### EXCERPT
Oppenheimer’s Oscars success with wins for Christopher Nolan and Cillian Murphy

The film won seven of the 13 awards it was nominated for during the 96th Academy Award ceremony.
Oppenheimer won seven Oscars, including best director for Christopher Nolan, ending his 22-year wait for an Academy Award (Jordan Strauss/Invision/AP)
AP
Laura Harding11 March 2024

Christopher Nolan’s epic biopic Oppenheimer has swept the Oscars, winning seven prizes, including best director for Nolan, ending his 22-year wait for an Academy Award.

The film about J Robert Oppenheimer, the theoretical physicist described as the father of the atomic bomb, was also named best picture, while its star, Cillian Murphy, won best actor, the first Irish winner of this award.

Robert Downey Jr was named best supporting actor for his turn as Lewis Strauss, head of the Atomic Energy Commission, securing him his first Oscar win.

The film was also celebrated for its editing, score and cinematography.

The best picture prize, the final trophy of the night, was handed out by veteran actor Al Pacino, who announced the winner in an unconventional manner without the customary fanfare.

The 83-year-old looked at the card and said: “I see Oppenheimer.”

Collecting his directing trophy, Nolan thanked his wife and producer of the film, Emma Thomas, as well as Murphy.

Nolan said: “Thank you for those who have been there for me and believed in me my whole career.”

He added: “To the Academy, just to say movies are just a little bit over 100 years old… I mean imagine being there 100 years into painting or theatre.

“We don’t know where this incredible journey is going from here. But to know that you think that I’m a meaningful part of it means the world to me. Thank you very much.”

Murphy, 47, kissed his wife, artist Yvonne McGuinness, before heading to the stage, where he said making the film had “been the wildest, most creatively satisfying journey”.

“I am a very proud Irishman standing here tonight,” he added.

Acknowledging “we are all living in Oppenheimer’s world now”, he added: “I would like to dedicate this to the peacemakers of the world.”

At the end of his speech, he spoke in Irish, saying “go raibh maith agat” which means “thank you very much”.

Emma Stone was named best actress for the surreal comedy Poor Things, directed by Yorgos Lanthimos, about a woman who is given the brain of a baby.

The US star, who already has an Oscar for her performance in 2016’s La La Land, revealed she was battling a wardrobe malfunction as she walked up on stage to collect her prize, and blamed Ryan Gosling’s rousing performance of the Barbie song I’m Just Ken.
######
### DATASET EXCERPTS
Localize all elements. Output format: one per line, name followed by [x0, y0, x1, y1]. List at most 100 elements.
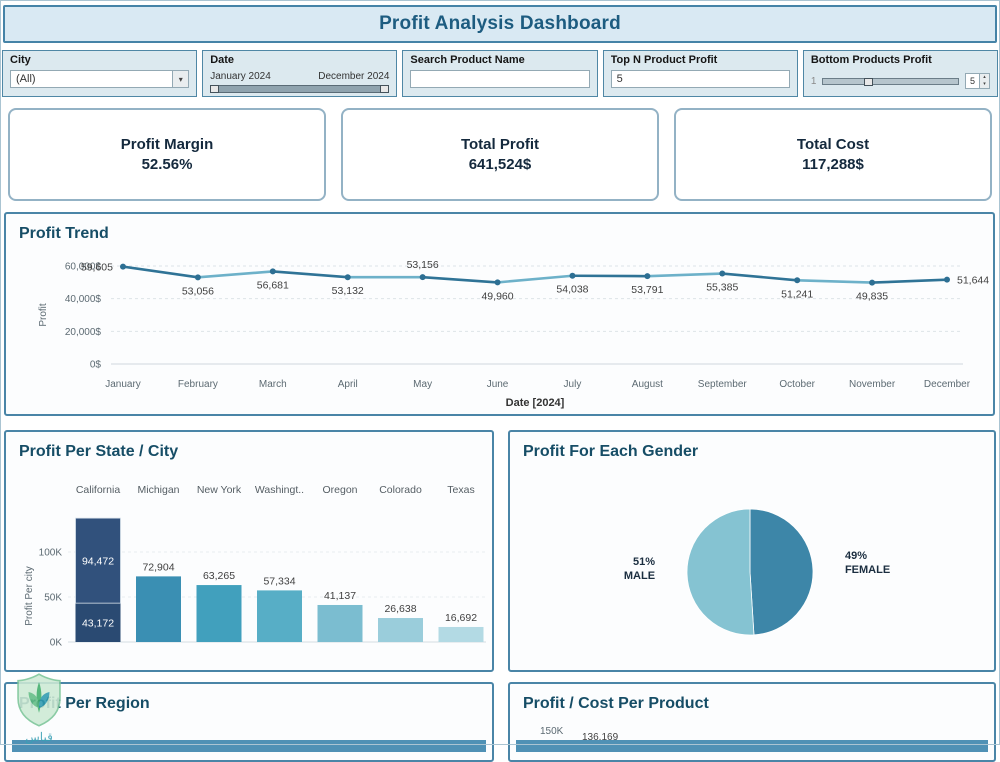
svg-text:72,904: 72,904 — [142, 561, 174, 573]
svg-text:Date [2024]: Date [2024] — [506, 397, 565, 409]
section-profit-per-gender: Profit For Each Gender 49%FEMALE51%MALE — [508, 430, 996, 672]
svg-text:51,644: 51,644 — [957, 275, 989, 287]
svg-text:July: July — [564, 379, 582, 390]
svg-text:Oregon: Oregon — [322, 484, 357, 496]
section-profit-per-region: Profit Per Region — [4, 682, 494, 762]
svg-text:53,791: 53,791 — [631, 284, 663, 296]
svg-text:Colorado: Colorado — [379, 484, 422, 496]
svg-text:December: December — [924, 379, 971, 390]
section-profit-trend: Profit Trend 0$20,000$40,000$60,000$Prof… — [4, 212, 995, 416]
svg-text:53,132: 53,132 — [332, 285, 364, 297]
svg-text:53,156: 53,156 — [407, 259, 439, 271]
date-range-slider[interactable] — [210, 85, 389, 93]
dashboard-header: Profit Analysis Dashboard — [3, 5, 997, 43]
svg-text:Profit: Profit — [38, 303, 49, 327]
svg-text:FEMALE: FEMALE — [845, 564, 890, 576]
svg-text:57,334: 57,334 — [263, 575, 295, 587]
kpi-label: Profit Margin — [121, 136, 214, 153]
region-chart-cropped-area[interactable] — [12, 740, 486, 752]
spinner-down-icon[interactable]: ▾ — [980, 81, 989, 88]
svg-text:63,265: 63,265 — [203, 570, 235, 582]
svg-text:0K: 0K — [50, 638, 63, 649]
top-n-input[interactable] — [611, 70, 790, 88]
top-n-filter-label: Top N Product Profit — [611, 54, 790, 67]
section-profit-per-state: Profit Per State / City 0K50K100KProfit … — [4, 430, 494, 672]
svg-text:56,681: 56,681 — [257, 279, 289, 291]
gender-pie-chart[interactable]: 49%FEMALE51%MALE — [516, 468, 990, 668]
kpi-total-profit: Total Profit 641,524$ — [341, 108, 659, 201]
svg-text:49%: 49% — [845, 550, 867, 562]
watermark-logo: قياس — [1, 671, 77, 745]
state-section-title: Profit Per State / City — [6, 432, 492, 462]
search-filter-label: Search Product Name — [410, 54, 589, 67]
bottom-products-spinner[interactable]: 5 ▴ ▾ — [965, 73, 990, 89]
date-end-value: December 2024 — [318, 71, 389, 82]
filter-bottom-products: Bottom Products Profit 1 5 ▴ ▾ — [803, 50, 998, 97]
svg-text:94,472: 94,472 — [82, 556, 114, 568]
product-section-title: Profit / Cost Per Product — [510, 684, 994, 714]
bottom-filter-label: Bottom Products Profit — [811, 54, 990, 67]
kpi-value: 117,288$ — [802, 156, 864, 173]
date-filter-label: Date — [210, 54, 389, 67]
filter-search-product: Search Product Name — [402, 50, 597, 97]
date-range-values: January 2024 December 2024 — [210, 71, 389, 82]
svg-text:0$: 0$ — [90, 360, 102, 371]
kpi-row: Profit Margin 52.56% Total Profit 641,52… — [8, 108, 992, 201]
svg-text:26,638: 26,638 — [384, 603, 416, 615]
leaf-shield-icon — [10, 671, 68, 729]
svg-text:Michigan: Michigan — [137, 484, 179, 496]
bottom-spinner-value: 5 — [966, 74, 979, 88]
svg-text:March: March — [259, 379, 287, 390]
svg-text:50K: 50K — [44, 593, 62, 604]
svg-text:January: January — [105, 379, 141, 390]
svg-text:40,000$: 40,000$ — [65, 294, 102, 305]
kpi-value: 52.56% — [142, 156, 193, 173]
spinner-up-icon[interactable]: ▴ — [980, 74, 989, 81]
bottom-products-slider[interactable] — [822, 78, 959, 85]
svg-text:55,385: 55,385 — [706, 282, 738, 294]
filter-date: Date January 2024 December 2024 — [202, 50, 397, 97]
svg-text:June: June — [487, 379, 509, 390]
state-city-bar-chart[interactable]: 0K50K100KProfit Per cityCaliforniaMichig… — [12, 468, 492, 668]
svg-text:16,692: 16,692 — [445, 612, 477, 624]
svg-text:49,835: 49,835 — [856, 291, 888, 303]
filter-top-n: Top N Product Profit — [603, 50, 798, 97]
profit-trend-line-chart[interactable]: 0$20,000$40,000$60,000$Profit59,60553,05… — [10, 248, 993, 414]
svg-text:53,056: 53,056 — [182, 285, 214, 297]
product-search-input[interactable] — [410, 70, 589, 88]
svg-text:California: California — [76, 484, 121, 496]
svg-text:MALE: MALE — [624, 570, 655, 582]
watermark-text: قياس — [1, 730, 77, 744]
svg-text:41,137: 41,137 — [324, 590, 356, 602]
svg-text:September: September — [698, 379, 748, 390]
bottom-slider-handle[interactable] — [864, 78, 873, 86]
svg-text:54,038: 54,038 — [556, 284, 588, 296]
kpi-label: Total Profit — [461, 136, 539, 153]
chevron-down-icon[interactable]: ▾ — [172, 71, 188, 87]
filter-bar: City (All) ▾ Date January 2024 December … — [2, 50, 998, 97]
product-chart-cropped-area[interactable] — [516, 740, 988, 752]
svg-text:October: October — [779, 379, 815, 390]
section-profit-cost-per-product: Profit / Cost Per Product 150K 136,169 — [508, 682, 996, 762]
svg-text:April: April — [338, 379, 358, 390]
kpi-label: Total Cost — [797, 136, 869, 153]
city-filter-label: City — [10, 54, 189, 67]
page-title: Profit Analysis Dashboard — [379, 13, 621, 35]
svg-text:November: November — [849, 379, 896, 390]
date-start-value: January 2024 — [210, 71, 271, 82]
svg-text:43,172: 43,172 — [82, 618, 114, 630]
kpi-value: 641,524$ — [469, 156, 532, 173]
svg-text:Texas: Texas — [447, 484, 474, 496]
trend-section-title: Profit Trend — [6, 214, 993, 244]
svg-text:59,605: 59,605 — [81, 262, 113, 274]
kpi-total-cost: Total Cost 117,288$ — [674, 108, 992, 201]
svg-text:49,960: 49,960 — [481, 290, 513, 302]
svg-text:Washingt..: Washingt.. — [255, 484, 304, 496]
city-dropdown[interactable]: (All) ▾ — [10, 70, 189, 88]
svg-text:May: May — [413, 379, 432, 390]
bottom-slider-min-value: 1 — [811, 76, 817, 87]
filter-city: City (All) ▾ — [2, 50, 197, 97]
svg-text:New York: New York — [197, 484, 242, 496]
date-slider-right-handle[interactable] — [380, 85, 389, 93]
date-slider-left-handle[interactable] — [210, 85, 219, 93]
######
**TASK REQUIREMENTS**
**a.** In the article on the Oscars, who presented the best picture prize?
**b.** Name every award that the Oscars article says Oppenheimer won.
**c.** Carry on the article about the Oppenheimer Oscar wins from its last sentence.

**RESPONSES TO THE EXERCISE**
**a.** Al Pacino

**b.** Best director, best picture, best actor, best supporting actor, editing, score and cinematography.

**c.**
She said: “My dress is broken, I think it happened during I’m Just Ken.”

She appeared visibly overwhelmed and wept as she said: “I don’t know what I’m saying.”

She added: “The other night I was panicking – as you can see it happens a lot – that something like this could happen.”

After thanking her family, she saved her final thanks for “my daughter, who is going to be three in three days and who turned our whole lives technicolour”.

She added: “I love you bigger than the whole sky, my girl.”

Before leaving the stage, she said: “Don’t look at the back of my dress.”

Da’Vine Joy Randolph was named best supporting actress for her role as a grieving cook in The Holdovers, about a grumpy teacher who stays at school over the holidays.

The highly publicised battle between Barbie, Greta Gerwig’s film about the Mattel doll, and Oppenheimer, failed to materialise because Gerwig’s film only won one award – the best original song prize for What Was I Made For? by Billie Eilish and her brother, Finneas O’Connell.

The gong is Eilish’s second Oscar win, after she previously won the same category at the 2022 Oscars, for the James Bond theme tune No Time To Die.

Killers Of The Flower Moon, Martin Scorsese’s western about the murders of wealthy members of the Osage tribe in the 1920s, was completely shut out, having received 10 nominations.

The Zone Of Interest won the best international feature Oscar, becoming the first UK production to win the Oscar in that category.

The film, set in and around the Auschwitz Nazi death camp during the Second World War, features dialogue that is mostly in German and Polish, which made it eligible for the award.

British director Jonathan Glazer accepted the award and said: “All of our choices were made to confront us in the present. Not to say ‘Look what they did then, but look what we do now’.”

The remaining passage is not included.